● SUPPLIED MATERIAL
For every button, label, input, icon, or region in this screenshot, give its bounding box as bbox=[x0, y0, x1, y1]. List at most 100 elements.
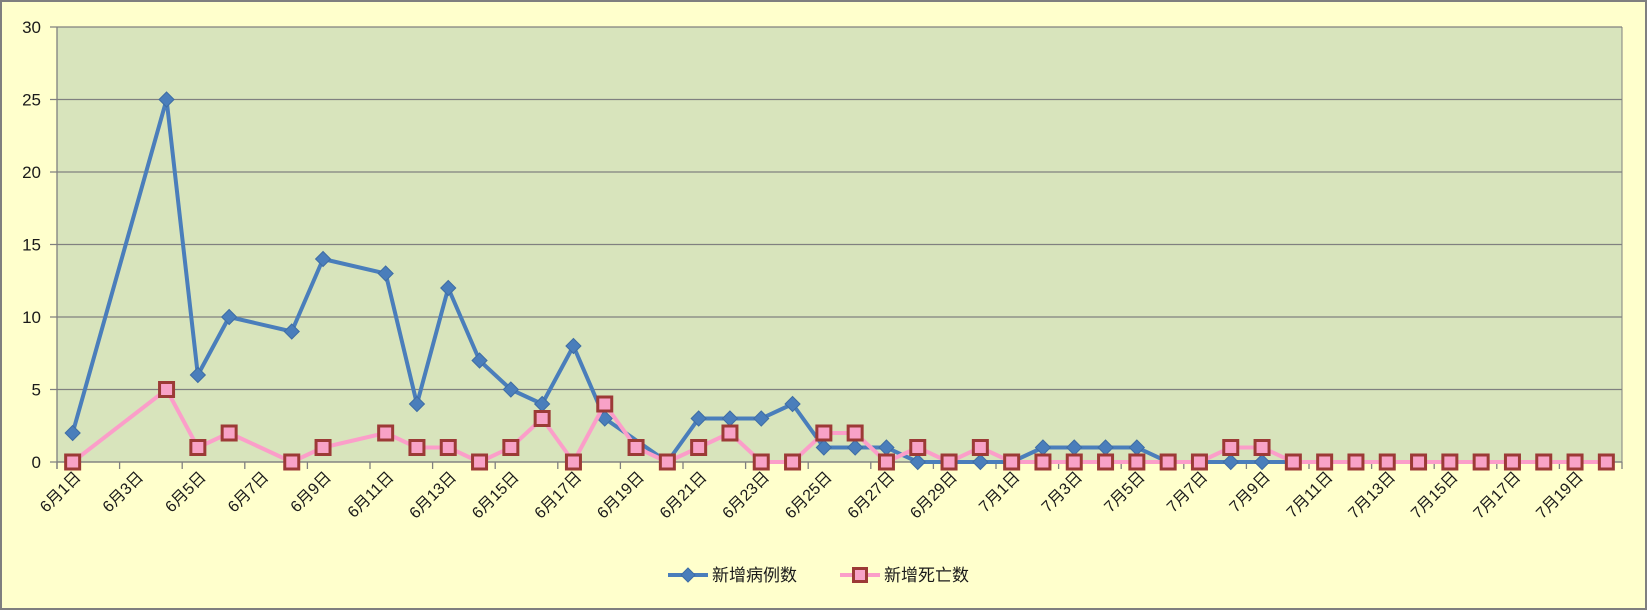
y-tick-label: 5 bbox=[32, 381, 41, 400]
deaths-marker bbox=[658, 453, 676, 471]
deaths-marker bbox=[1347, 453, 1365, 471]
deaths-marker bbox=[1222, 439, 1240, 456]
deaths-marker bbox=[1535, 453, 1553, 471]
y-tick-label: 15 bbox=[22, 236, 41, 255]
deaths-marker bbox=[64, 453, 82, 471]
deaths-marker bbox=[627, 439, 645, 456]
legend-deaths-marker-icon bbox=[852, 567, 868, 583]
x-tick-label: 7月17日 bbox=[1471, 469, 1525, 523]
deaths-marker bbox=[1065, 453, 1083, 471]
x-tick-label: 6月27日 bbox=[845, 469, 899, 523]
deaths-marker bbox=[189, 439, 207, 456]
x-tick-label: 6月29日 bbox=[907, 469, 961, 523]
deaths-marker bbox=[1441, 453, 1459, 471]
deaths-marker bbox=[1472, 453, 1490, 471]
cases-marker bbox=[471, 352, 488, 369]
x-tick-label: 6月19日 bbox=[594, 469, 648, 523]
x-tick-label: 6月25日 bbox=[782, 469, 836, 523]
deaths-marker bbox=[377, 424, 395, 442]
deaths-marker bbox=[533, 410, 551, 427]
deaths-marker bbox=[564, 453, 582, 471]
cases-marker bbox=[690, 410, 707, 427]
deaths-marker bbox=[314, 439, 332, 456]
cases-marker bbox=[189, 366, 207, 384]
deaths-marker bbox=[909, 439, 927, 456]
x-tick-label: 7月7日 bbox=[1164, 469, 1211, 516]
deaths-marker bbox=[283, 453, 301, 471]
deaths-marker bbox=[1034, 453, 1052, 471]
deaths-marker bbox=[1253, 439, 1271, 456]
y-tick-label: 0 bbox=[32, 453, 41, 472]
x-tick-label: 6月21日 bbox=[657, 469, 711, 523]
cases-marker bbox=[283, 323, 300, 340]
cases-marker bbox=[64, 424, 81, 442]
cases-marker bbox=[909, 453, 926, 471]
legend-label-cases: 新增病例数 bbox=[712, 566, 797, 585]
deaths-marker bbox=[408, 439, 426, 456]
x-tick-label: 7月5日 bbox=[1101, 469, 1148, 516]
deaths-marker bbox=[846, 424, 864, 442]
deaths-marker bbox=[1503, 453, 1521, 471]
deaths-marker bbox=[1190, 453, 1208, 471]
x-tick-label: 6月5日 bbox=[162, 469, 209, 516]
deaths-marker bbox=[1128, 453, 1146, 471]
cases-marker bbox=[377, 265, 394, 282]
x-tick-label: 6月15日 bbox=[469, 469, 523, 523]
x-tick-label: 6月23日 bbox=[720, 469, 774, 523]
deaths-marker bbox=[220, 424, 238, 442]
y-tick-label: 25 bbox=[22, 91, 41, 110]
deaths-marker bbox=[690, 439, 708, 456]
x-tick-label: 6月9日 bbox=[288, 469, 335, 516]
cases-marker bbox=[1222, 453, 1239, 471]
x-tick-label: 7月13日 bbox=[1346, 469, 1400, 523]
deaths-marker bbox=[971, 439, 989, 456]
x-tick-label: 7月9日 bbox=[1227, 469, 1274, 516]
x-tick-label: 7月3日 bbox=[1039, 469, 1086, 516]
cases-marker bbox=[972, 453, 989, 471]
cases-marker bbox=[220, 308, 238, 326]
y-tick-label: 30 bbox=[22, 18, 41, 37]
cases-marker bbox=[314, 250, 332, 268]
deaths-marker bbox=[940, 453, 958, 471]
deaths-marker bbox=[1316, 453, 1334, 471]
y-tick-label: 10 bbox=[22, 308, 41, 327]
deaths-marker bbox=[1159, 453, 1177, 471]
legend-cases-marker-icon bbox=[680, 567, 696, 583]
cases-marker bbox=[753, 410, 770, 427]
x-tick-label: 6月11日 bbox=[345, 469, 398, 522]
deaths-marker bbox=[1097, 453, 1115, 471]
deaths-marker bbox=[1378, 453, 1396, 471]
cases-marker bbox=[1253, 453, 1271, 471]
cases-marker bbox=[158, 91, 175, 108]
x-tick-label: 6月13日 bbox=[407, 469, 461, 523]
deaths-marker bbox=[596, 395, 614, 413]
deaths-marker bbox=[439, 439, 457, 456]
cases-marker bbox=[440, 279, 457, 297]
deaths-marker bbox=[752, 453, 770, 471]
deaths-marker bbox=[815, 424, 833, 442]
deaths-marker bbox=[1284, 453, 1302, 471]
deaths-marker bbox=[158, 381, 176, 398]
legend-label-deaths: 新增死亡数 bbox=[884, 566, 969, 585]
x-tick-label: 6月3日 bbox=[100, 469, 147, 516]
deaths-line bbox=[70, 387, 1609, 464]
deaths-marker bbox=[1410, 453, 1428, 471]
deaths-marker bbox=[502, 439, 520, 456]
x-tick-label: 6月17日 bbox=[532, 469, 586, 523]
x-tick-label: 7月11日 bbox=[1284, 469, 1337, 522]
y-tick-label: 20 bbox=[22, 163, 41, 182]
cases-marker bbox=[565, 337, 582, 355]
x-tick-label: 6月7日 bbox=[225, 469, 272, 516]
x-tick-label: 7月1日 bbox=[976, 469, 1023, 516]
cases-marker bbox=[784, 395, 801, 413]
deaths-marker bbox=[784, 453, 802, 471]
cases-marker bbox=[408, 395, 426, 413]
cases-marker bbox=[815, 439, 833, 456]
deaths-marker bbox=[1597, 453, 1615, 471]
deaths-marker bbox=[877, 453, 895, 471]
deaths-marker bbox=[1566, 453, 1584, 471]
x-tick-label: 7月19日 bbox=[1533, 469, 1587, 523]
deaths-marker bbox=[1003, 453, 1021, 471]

* * *

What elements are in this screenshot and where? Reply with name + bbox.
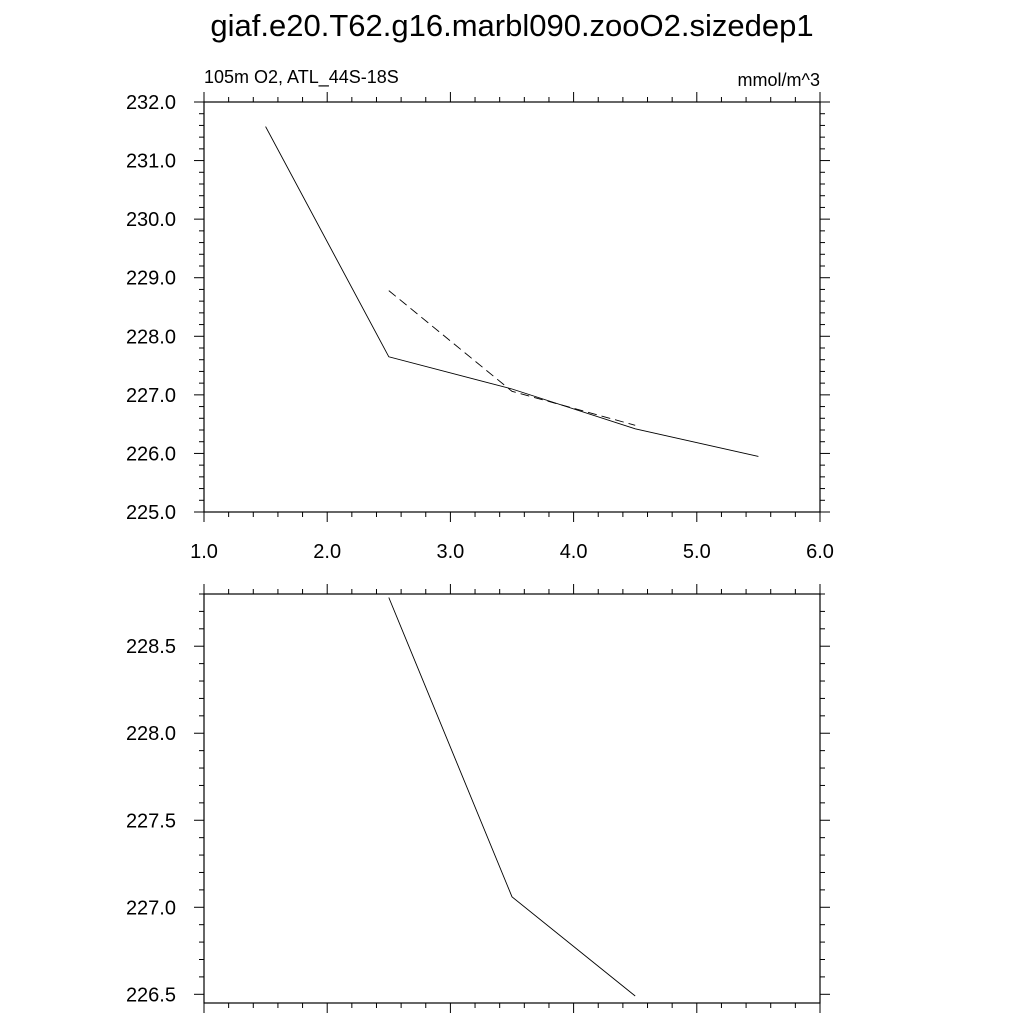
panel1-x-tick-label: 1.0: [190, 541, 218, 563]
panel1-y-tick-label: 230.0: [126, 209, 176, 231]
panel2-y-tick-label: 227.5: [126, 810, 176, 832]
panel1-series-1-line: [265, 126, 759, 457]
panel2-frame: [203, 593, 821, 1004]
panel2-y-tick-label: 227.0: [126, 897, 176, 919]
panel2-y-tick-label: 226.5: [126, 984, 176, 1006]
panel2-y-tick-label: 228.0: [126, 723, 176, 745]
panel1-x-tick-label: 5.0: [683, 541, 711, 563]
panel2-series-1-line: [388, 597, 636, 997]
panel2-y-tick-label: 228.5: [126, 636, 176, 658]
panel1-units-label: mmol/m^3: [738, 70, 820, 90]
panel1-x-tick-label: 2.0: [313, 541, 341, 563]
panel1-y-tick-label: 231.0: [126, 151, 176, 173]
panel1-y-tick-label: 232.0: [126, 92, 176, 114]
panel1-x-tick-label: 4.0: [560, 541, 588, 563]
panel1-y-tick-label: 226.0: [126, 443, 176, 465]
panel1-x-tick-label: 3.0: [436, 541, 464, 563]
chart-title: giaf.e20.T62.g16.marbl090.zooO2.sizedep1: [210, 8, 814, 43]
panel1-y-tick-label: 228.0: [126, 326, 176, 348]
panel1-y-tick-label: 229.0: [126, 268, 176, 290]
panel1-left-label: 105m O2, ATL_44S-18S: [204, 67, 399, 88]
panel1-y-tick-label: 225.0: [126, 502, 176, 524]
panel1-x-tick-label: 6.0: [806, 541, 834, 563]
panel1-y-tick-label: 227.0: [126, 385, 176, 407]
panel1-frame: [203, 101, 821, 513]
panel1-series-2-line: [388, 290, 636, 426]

● GOAL
Rewrite everything in the material from the line containing "panel1-x-tick-label: 1.0: [190, 541, 218, 563]" down to the line containing "panel2-y-tick-label: 227.0: [126, 897, 176, 919]", swapping "series-1-line" for "series-A-line" and keeping the rest unchanged.

● RESULT FOR THIS EXERCISE
panel1-x-tick-label: 1.0: [190, 541, 218, 563]
panel1-y-tick-label: 230.0: [126, 209, 176, 231]
panel2-y-tick-label: 227.5: [126, 810, 176, 832]
panel1-series-A-line: [265, 126, 759, 457]
panel2-frame: [203, 593, 821, 1004]
panel2-y-tick-label: 227.0: [126, 897, 176, 919]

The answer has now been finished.